> _DIRECTIONS_: The records underneath are to be repeated exactly, with the pictures left out.

> _PROVIDED RECORDS_:
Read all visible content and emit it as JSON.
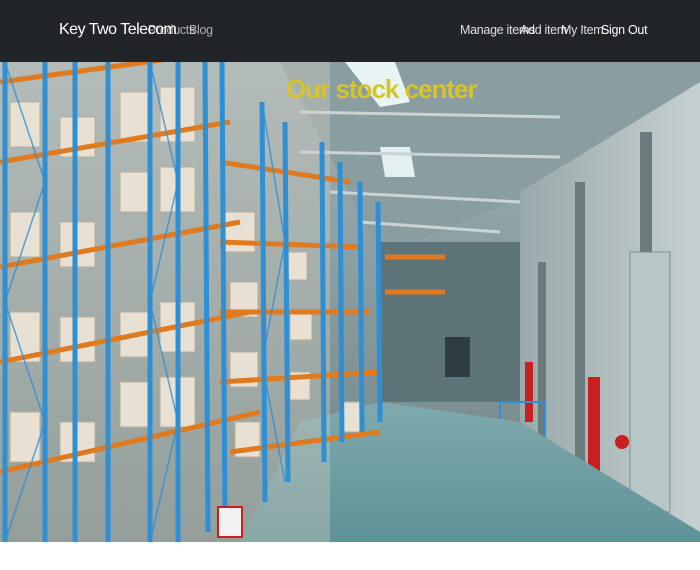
{
  "navbar": {
    "brand": "Key Two Telecom",
    "left_links": [
      "Products",
      "Blog"
    ],
    "right_links": [
      "Manage items",
      "Add item",
      "My Item",
      "Sign Out"
    ]
  },
  "hero": {
    "title": "Our stock center",
    "image": "warehouse-interior-photo"
  },
  "colors": {
    "navbar_bg": "#212529",
    "hero_title": "#d6c52a",
    "rack_blue": "#2f8fd4",
    "rack_orange": "#e07a1f"
  }
}
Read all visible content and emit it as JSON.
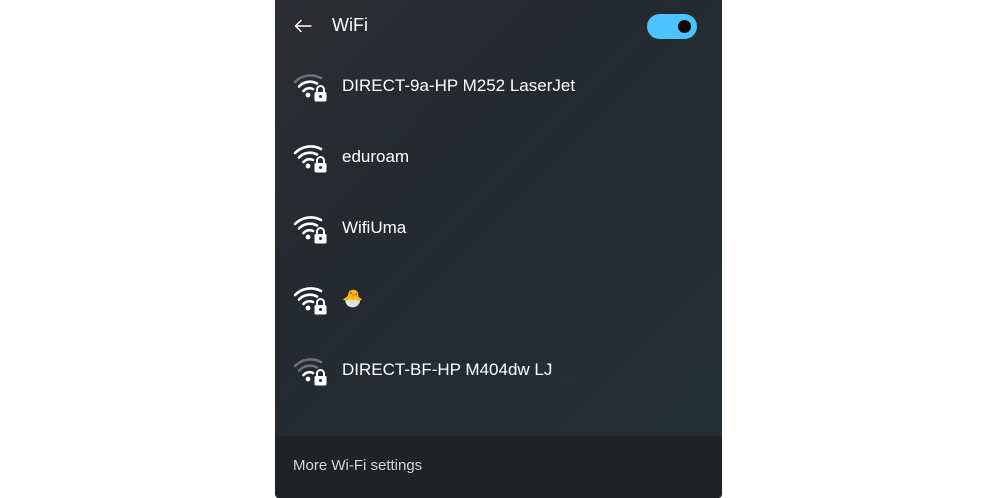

> _TASK ANSWER_:
Read all visible content and emit it as JSON.
{
  "navbar": {
    "brand": "Key Two Telecom",
    "left_links": [
      "Products",
      "Blog"
    ],
    "right_links": [
      "Manage items",
      "Add item",
      "My Item",
      "Sign Out"
    ]
  },
  "hero": {
    "title": "Our stock center",
    "image": "warehouse-interior-photo"
  },
  "colors": {
    "navbar_bg": "#212529",
    "hero_title": "#d6c52a",
    "rack_blue": "#2f8fd4",
    "rack_orange": "#e07a1f"
  }
}
Read all visible content and emit it as JSON.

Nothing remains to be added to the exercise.